DO THIS:
Repeat the whole listing exactly.

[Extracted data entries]
- - -

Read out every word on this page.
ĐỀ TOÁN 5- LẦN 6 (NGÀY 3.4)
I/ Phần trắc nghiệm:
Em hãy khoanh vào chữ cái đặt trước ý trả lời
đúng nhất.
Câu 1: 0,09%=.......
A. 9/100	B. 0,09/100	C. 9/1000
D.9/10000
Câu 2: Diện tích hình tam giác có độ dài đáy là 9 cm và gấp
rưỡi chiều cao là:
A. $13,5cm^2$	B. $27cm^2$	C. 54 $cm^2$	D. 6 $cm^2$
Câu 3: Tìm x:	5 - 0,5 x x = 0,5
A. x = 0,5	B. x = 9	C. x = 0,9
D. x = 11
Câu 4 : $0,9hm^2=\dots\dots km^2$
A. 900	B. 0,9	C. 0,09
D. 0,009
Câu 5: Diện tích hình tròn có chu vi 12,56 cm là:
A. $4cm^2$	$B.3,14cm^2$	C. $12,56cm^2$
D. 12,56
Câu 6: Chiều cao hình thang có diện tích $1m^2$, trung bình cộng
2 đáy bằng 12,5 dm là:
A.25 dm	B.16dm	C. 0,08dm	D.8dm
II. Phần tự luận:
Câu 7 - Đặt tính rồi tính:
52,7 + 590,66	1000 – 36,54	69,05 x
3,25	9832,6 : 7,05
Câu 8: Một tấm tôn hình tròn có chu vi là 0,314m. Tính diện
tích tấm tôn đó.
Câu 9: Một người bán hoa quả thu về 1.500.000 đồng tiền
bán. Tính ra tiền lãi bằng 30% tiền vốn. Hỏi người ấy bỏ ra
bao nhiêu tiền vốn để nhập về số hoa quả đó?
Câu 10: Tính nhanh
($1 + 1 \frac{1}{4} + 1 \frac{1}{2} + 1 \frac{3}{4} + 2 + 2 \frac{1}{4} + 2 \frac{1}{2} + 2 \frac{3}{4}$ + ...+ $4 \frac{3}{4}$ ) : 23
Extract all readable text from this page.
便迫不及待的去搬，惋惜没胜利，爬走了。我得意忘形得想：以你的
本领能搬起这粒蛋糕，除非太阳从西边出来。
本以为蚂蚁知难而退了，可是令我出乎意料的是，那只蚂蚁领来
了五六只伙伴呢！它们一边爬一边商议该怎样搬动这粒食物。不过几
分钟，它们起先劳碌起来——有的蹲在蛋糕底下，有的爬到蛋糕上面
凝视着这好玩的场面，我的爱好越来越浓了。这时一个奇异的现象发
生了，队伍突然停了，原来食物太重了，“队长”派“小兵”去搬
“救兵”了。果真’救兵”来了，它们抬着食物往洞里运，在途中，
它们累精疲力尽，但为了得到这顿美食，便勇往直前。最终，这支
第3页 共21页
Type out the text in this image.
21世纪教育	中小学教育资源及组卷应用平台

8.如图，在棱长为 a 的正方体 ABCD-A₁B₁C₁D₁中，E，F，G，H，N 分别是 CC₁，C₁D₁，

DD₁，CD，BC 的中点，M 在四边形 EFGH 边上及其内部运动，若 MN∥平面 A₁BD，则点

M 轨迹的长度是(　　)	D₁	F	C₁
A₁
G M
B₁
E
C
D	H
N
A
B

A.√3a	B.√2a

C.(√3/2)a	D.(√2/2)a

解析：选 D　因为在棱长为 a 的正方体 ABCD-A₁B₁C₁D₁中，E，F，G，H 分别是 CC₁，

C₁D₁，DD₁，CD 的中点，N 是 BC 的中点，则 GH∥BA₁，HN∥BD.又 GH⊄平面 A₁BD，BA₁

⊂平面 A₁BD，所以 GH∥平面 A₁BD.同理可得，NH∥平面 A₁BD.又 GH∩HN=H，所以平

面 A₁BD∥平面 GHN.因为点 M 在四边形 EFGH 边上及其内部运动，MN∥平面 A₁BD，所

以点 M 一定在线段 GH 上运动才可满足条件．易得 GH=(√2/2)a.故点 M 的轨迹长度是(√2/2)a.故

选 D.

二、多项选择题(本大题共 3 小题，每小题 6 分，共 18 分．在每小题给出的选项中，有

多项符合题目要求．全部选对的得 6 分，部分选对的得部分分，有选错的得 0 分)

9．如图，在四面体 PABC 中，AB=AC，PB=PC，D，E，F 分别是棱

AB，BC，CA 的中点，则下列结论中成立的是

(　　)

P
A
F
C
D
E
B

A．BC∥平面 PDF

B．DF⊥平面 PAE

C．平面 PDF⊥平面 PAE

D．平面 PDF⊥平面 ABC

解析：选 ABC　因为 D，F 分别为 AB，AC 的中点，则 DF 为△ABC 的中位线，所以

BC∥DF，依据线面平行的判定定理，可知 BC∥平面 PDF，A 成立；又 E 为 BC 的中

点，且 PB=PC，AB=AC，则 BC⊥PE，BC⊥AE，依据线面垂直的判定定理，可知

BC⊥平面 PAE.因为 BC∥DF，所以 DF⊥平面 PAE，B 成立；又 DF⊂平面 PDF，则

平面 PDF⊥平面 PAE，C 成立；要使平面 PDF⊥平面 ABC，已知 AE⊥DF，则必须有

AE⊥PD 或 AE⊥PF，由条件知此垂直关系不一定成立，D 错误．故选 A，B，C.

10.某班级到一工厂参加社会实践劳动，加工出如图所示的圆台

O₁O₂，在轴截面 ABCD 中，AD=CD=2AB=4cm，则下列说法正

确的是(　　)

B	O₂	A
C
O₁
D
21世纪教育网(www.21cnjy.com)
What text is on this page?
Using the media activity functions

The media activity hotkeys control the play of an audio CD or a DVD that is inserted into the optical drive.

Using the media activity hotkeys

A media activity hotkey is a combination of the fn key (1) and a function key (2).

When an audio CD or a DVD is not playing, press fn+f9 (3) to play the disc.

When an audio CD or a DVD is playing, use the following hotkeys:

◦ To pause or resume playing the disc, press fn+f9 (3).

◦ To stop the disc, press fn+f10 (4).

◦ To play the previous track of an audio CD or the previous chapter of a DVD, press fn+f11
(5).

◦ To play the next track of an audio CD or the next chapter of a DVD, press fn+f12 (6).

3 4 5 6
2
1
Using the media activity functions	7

- - -

REPLY:
Read out every word on this page.
ĐỀ TOÁN 5- LẦN 6 (NGÀY 3.4)
I/ Phần trắc nghiệm:
Em hãy khoanh vào chữ cái đặt trước ý trả lời
đúng nhất.
Câu 1: 0,09%=.......
A. 9/100	B. 0,09/100	C. 9/1000
D.9/10000
Câu 2: Diện tích hình tam giác có độ dài đáy là 9 cm và gấp
rưỡi chiều cao là:
A. $13,5cm^2$	B. $27cm^2$	C. 54 $cm^2$	D. 6 $cm^2$
Câu 3: Tìm x:	5 - 0,5 x x = 0,5
A. x = 0,5	B. x = 9	C. x = 0,9
D. x = 11
Câu 4 : $0,9hm^2=\dots\dots km^2$
A. 900	B. 0,9	C. 0,09
D. 0,009
Câu 5: Diện tích hình tròn có chu vi 12,56 cm là:
A. $4cm^2$	$B.3,14cm^2$	C. $12,56cm^2$
D. 12,56
Câu 6: Chiều cao hình thang có diện tích $1m^2$, trung bình cộng
2 đáy bằng 12,5 dm là:
A.25 dm	B.16dm	C. 0,08dm	D.8dm
II. Phần tự luận:
Câu 7 - Đặt tính rồi tính:
52,7 + 590,66	1000 – 36,54	69,05 x
3,25	9832,6 : 7,05
Câu 8: Một tấm tôn hình tròn có chu vi là 0,314m. Tính diện
tích tấm tôn đó.
Câu 9: Một người bán hoa quả thu về 1.500.000 đồng tiền
bán. Tính ra tiền lãi bằng 30% tiền vốn. Hỏi người ấy bỏ ra
bao nhiêu tiền vốn để nhập về số hoa quả đó?
Câu 10: Tính nhanh
($1 + 1 \frac{1}{4} + 1 \frac{1}{2} + 1 \frac{3}{4} + 2 + 2 \frac{1}{4} + 2 \frac{1}{2} + 2 \frac{3}{4}$ + ...+ $4 \frac{3}{4}$ ) : 23
Extract all readable text from this page.
便迫不及待的去搬，惋惜没胜利，爬走了。我得意忘形得想：以你的
本领能搬起这粒蛋糕，除非太阳从西边出来。
本以为蚂蚁知难而退了，可是令我出乎意料的是，那只蚂蚁领来
了五六只伙伴呢！它们一边爬一边商议该怎样搬动这粒食物。不过几
分钟，它们起先劳碌起来——有的蹲在蛋糕底下，有的爬到蛋糕上面
凝视着这好玩的场面，我的爱好越来越浓了。这时一个奇异的现象发
生了，队伍突然停了，原来食物太重了，“队长”派“小兵”去搬
“救兵”了。果真’救兵”来了，它们抬着食物往洞里运，在途中，
它们累精疲力尽，但为了得到这顿美食，便勇往直前。最终，这支
第3页 共21页
Type out the text in this image.
21世纪教育	中小学教育资源及组卷应用平台

8.如图，在棱长为 a 的正方体 ABCD-A₁B₁C₁D₁中，E，F，G，H，N 分别是 CC₁，C₁D₁，

DD₁，CD，BC 的中点，M 在四边形 EFGH 边上及其内部运动，若 MN∥平面 A₁BD，则点

M 轨迹的长度是(　　)	D₁	F	C₁
A₁
G M
B₁
E
C
D	H
N
A
B

A.√3a	B.√2a

C.(√3/2)a	D.(√2/2)a

解析：选 D　因为在棱长为 a 的正方体 ABCD-A₁B₁C₁D₁中，E，F，G，H 分别是 CC₁，

C₁D₁，DD₁，CD 的中点，N 是 BC 的中点，则 GH∥BA₁，HN∥BD.又 GH⊄平面 A₁BD，BA₁

⊂平面 A₁BD，所以 GH∥平面 A₁BD.同理可得，NH∥平面 A₁BD.又 GH∩HN=H，所以平

面 A₁BD∥平面 GHN.因为点 M 在四边形 EFGH 边上及其内部运动，MN∥平面 A₁BD，所

以点 M 一定在线段 GH 上运动才可满足条件．易得 GH=(√2/2)a.故点 M 的轨迹长度是(√2/2)a.故

选 D.

二、多项选择题(本大题共 3 小题，每小题 6 分，共 18 分．在每小题给出的选项中，有

多项符合题目要求．全部选对的得 6 分，部分选对的得部分分，有选错的得 0 分)

9．如图，在四面体 PABC 中，AB=AC，PB=PC，D，E，F 分别是棱

AB，BC，CA 的中点，则下列结论中成立的是

(　　)

P
A
F
C
D
E
B

A．BC∥平面 PDF

B．DF⊥平面 PAE

C．平面 PDF⊥平面 PAE

D．平面 PDF⊥平面 ABC

解析：选 ABC　因为 D，F 分别为 AB，AC 的中点，则 DF 为△ABC 的中位线，所以

BC∥DF，依据线面平行的判定定理，可知 BC∥平面 PDF，A 成立；又 E 为 BC 的中

点，且 PB=PC，AB=AC，则 BC⊥PE，BC⊥AE，依据线面垂直的判定定理，可知

BC⊥平面 PAE.因为 BC∥DF，所以 DF⊥平面 PAE，B 成立；又 DF⊂平面 PDF，则

平面 PDF⊥平面 PAE，C 成立；要使平面 PDF⊥平面 ABC，已知 AE⊥DF，则必须有

AE⊥PD 或 AE⊥PF，由条件知此垂直关系不一定成立，D 错误．故选 A，B，C.

10.某班级到一工厂参加社会实践劳动，加工出如图所示的圆台

O₁O₂，在轴截面 ABCD 中，AD=CD=2AB=4cm，则下列说法正

确的是(　　)

B	O₂	A
C
O₁
D
21世纪教育网(www.21cnjy.com)
What text is on this page?
Using the media activity functions

The media activity hotkeys control the play of an audio CD or a DVD that is inserted into the optical drive.

Using the media activity hotkeys

A media activity hotkey is a combination of the fn key (1) and a function key (2).

When an audio CD or a DVD is not playing, press fn+f9 (3) to play the disc.

When an audio CD or a DVD is playing, use the following hotkeys:

◦ To pause or resume playing the disc, press fn+f9 (3).

◦ To stop the disc, press fn+f10 (4).

◦ To play the previous track of an audio CD or the previous chapter of a DVD, press fn+f11
(5).

◦ To play the next track of an audio CD or the next chapter of a DVD, press fn+f12 (6).

3 4 5 6
2
1
Using the media activity functions	7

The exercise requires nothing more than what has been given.